begin
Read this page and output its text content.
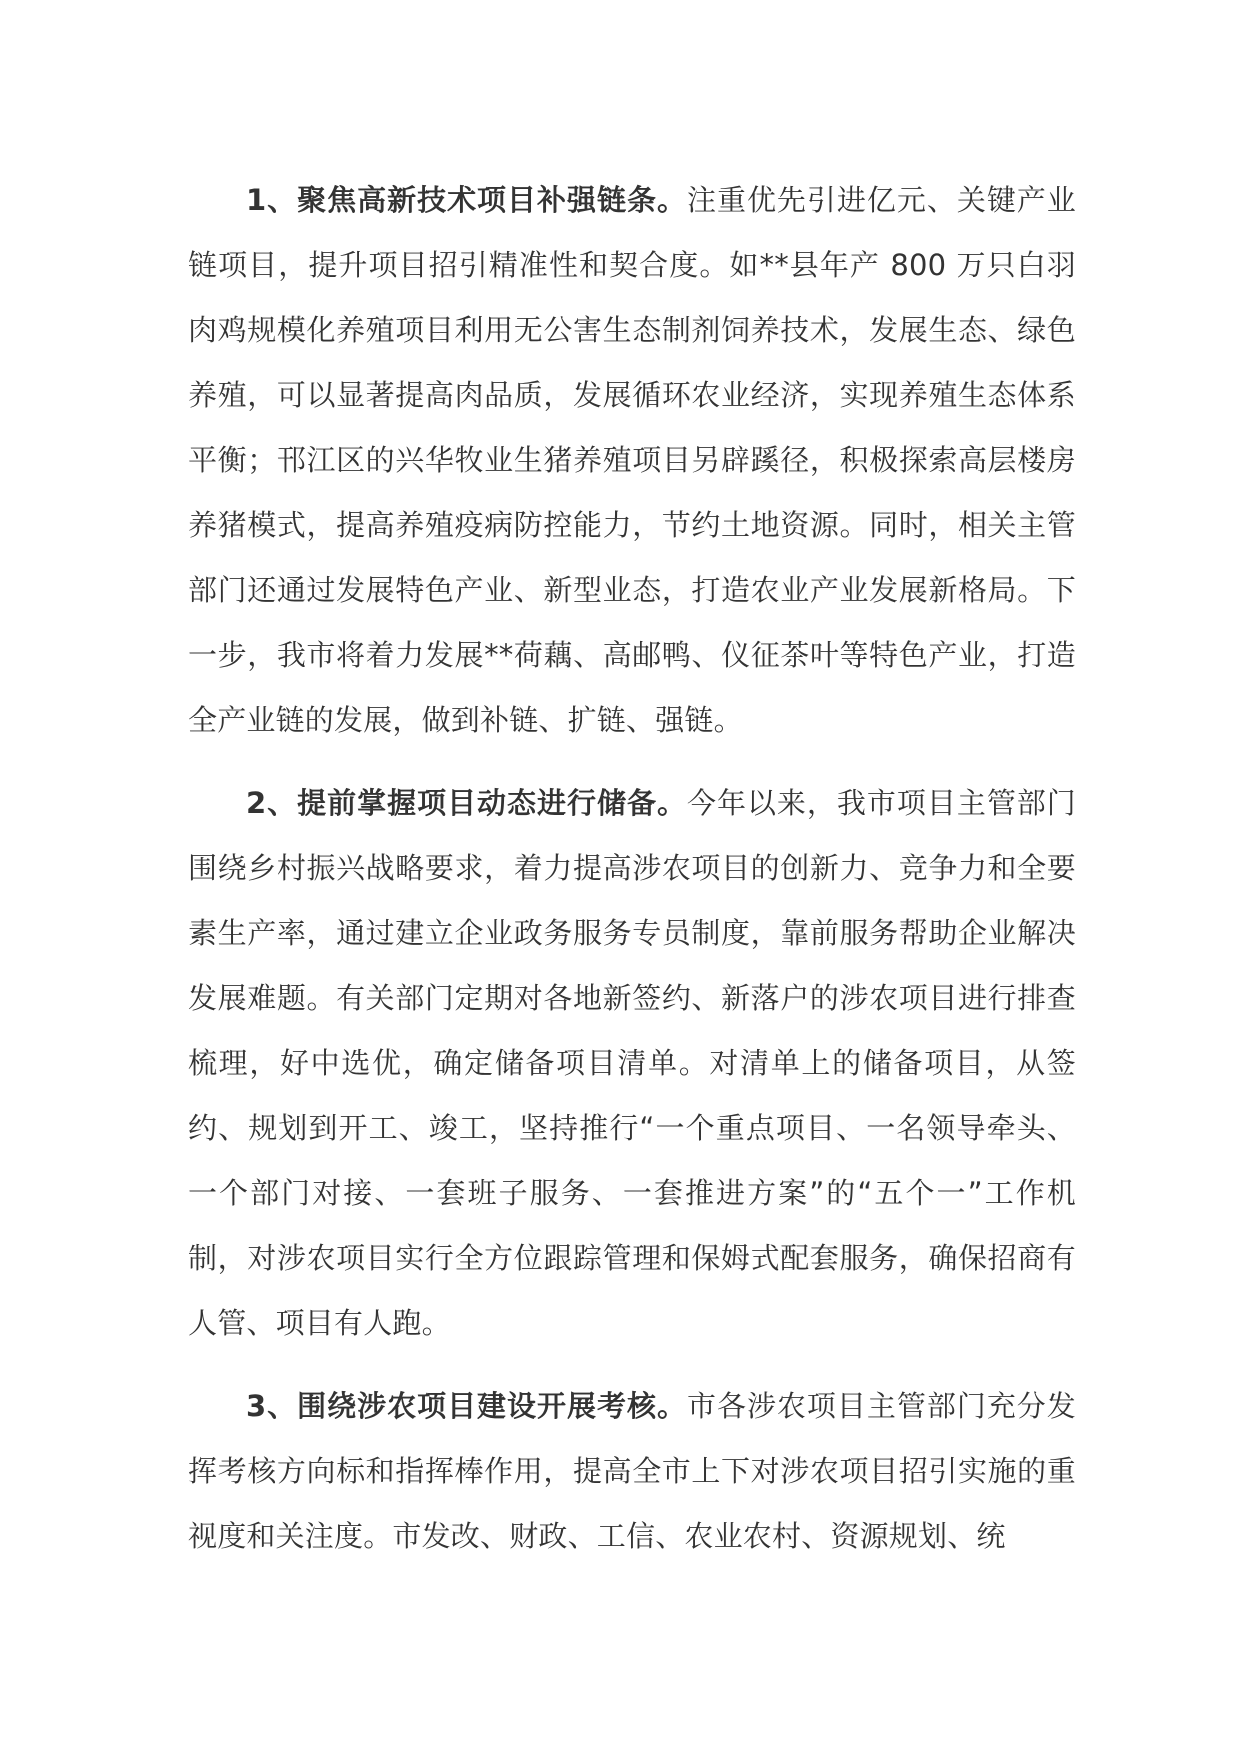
1、聚焦高新技术项目补强链条。注重优先引进亿元、关键产业链项目，提升项目招引精准性和契合度。如**县年产 800 万只白羽肉鸡规模化养殖项目利用无公害生态制剂饲养技术，发展生态、绿色养殖，可以显著提高肉品质，发展循环农业经济，实现养殖生态体系平衡；邗江区的兴华牧业生猪养殖项目另辟蹊径，积极探索高层楼房养猪模式，提高养殖疫病防控能力，节约土地资源。同时，相关主管部门还通过发展特色产业、新型业态，打造农业产业发展新格局。下一步，我市将着力发展**荷藕、高邮鸭、仪征茶叶等特色产业，打造全产业链的发展，做到补链、扩链、强链。

2、提前掌握项目动态进行储备。今年以来，我市项目主管部门围绕乡村振兴战略要求，着力提高涉农项目的创新力、竞争力和全要素生产率，通过建立企业政务服务专员制度，靠前服务帮助企业解决发展难题。有关部门定期对各地新签约、新落户的涉农项目进行排查梳理，好中选优，确定储备项目清单。对清单上的储备项目，从签约、规划到开工、竣工，坚持推行“一个重点项目、一名领导牵头、一个部门对接、一套班子服务、一套推进方案”的“五个一”工作机制，对涉农项目实行全方位跟踪管理和保姆式配套服务，确保招商有人管、项目有人跑。

3、围绕涉农项目建设开展考核。市各涉农项目主管部门充分发挥考核方向标和指挥棒作用，提高全市上下对涉农项目招引实施的重视度和关注度。市发改、财政、工信、农业农村、资源规划、统
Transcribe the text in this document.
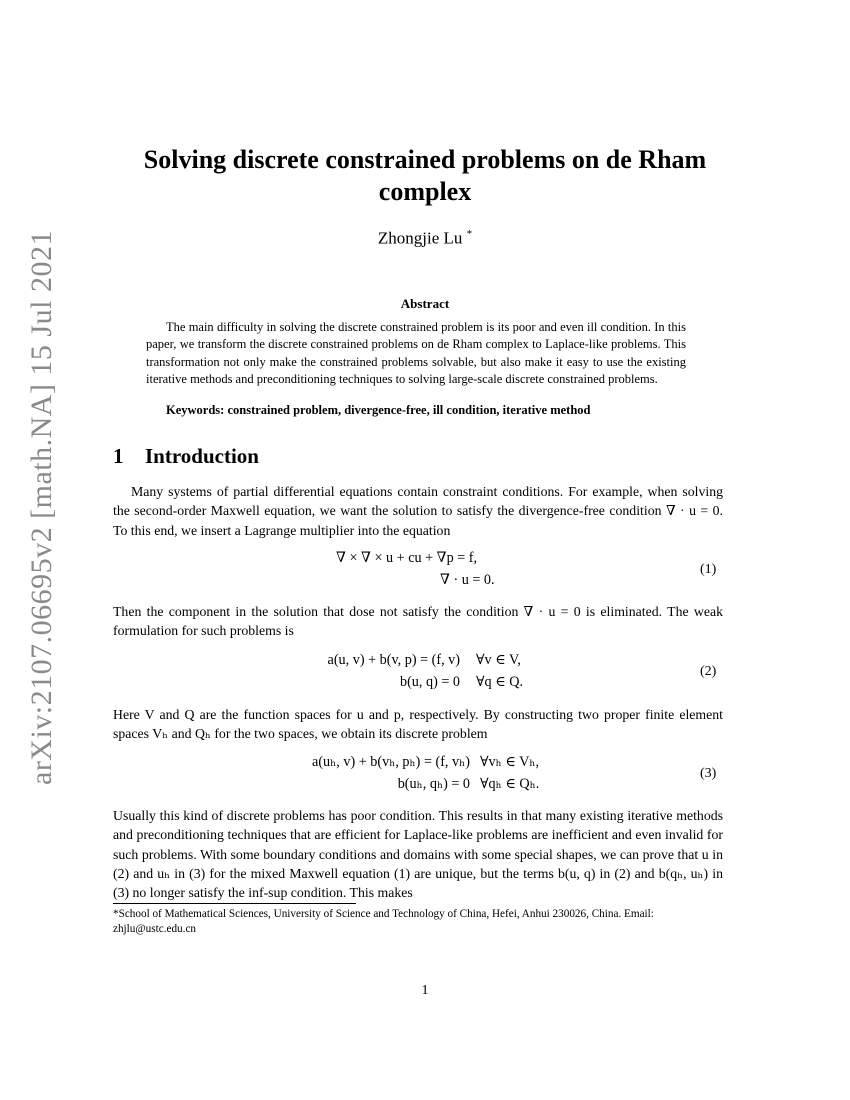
arXiv:2107.06695v2 [math.NA] 15 Jul 2021
Solving discrete constrained problems on de Rham complex
Zhongjie Lu *
Abstract
The main difficulty in solving the discrete constrained problem is its poor and even ill condition. In this paper, we transform the discrete constrained problems on de Rham complex to Laplace-like problems. This transformation not only make the constrained problems solvable, but also make it easy to use the existing iterative methods and preconditioning techniques to solving large-scale discrete constrained problems.
Keywords: constrained problem, divergence-free, ill condition, iterative method
1 Introduction
Many systems of partial differential equations contain constraint conditions. For example, when solving the second-order Maxwell equation, we want the solution to satisfy the divergence-free condition ∇ · u = 0. To this end, we insert a Lagrange multiplier into the equation
∇ × ∇ × u + cu + ∇p = f,
∇ · u = 0.
(1)
Then the component in the solution that dose not satisfy the condition ∇ · u = 0 is eliminated. The weak formulation for such problems is
a(u, v) + b(v, p) = (f, v) ∀v ∈ V,
b(u, q) = 0 ∀q ∈ Q.
(2)
Here V and Q are the function spaces for u and p, respectively. By constructing two proper finite element spaces Vₕ and Qₕ for the two spaces, we obtain its discrete problem
a(uₕ, v) + b(vₕ, pₕ) = (f, vₕ) ∀vₕ ∈ Vₕ,
b(uₕ, qₕ) = 0 ∀qₕ ∈ Qₕ.
(3)
Usually this kind of discrete problems has poor condition. This results in that many existing iterative methods and preconditioning techniques that are efficient for Laplace-like problems are inefficient and even invalid for such problems. With some boundary conditions and domains with some special shapes, we can prove that u in (2) and uₕ in (3) for the mixed Maxwell equation (1) are unique, but the terms b(u, q) in (2) and b(qₕ, uₕ) in (3) no longer satisfy the inf-sup condition. This makes
*School of Mathematical Sciences, University of Science and Technology of China, Hefei, Anhui 230026, China. Email: zhjlu@ustc.edu.cn
1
end
What you have to do: In this exercise, set down all of the data exactly, without the pictures.

Solution below:
Read this page and output its text content.
1、聚焦高新技术项目补强链条。注重优先引进亿元、关键产业链项目，提升项目招引精准性和契合度。如**县年产 800 万只白羽肉鸡规模化养殖项目利用无公害生态制剂饲养技术，发展生态、绿色养殖，可以显著提高肉品质，发展循环农业经济，实现养殖生态体系平衡；邗江区的兴华牧业生猪养殖项目另辟蹊径，积极探索高层楼房养猪模式，提高养殖疫病防控能力，节约土地资源。同时，相关主管部门还通过发展特色产业、新型业态，打造农业产业发展新格局。下一步，我市将着力发展**荷藕、高邮鸭、仪征茶叶等特色产业，打造全产业链的发展，做到补链、扩链、强链。

2、提前掌握项目动态进行储备。今年以来，我市项目主管部门围绕乡村振兴战略要求，着力提高涉农项目的创新力、竞争力和全要素生产率，通过建立企业政务服务专员制度，靠前服务帮助企业解决发展难题。有关部门定期对各地新签约、新落户的涉农项目进行排查梳理，好中选优，确定储备项目清单。对清单上的储备项目，从签约、规划到开工、竣工，坚持推行“一个重点项目、一名领导牵头、一个部门对接、一套班子服务、一套推进方案”的“五个一”工作机制，对涉农项目实行全方位跟踪管理和保姆式配套服务，确保招商有人管、项目有人跑。

3、围绕涉农项目建设开展考核。市各涉农项目主管部门充分发挥考核方向标和指挥棒作用，提高全市上下对涉农项目招引实施的重视度和关注度。市发改、财政、工信、农业农村、资源规划、统
Transcribe the text in this document.
arXiv:2107.06695v2 [math.NA] 15 Jul 2021
Solving discrete constrained problems on de Rham complex
Zhongjie Lu *
Abstract
The main difficulty in solving the discrete constrained problem is its poor and even ill condition. In this paper, we transform the discrete constrained problems on de Rham complex to Laplace-like problems. This transformation not only make the constrained problems solvable, but also make it easy to use the existing iterative methods and preconditioning techniques to solving large-scale discrete constrained problems.
Keywords: constrained problem, divergence-free, ill condition, iterative method
1 Introduction
Many systems of partial differential equations contain constraint conditions. For example, when solving the second-order Maxwell equation, we want the solution to satisfy the divergence-free condition ∇ · u = 0. To this end, we insert a Lagrange multiplier into the equation
∇ × ∇ × u + cu + ∇p = f,
∇ · u = 0.
(1)
Then the component in the solution that dose not satisfy the condition ∇ · u = 0 is eliminated. The weak formulation for such problems is
a(u, v) + b(v, p) = (f, v) ∀v ∈ V,
b(u, q) = 0 ∀q ∈ Q.
(2)
Here V and Q are the function spaces for u and p, respectively. By constructing two proper finite element spaces Vₕ and Qₕ for the two spaces, we obtain its discrete problem
a(uₕ, v) + b(vₕ, pₕ) = (f, vₕ) ∀vₕ ∈ Vₕ,
b(uₕ, qₕ) = 0 ∀qₕ ∈ Qₕ.
(3)
Usually this kind of discrete problems has poor condition. This results in that many existing iterative methods and preconditioning techniques that are efficient for Laplace-like problems are inefficient and even invalid for such problems. With some boundary conditions and domains with some special shapes, we can prove that u in (2) and uₕ in (3) for the mixed Maxwell equation (1) are unique, but the terms b(u, q) in (2) and b(qₕ, uₕ) in (3) no longer satisfy the inf-sup condition. This makes
*School of Mathematical Sciences, University of Science and Technology of China, Hefei, Anhui 230026, China. Email: zhjlu@ustc.edu.cn
1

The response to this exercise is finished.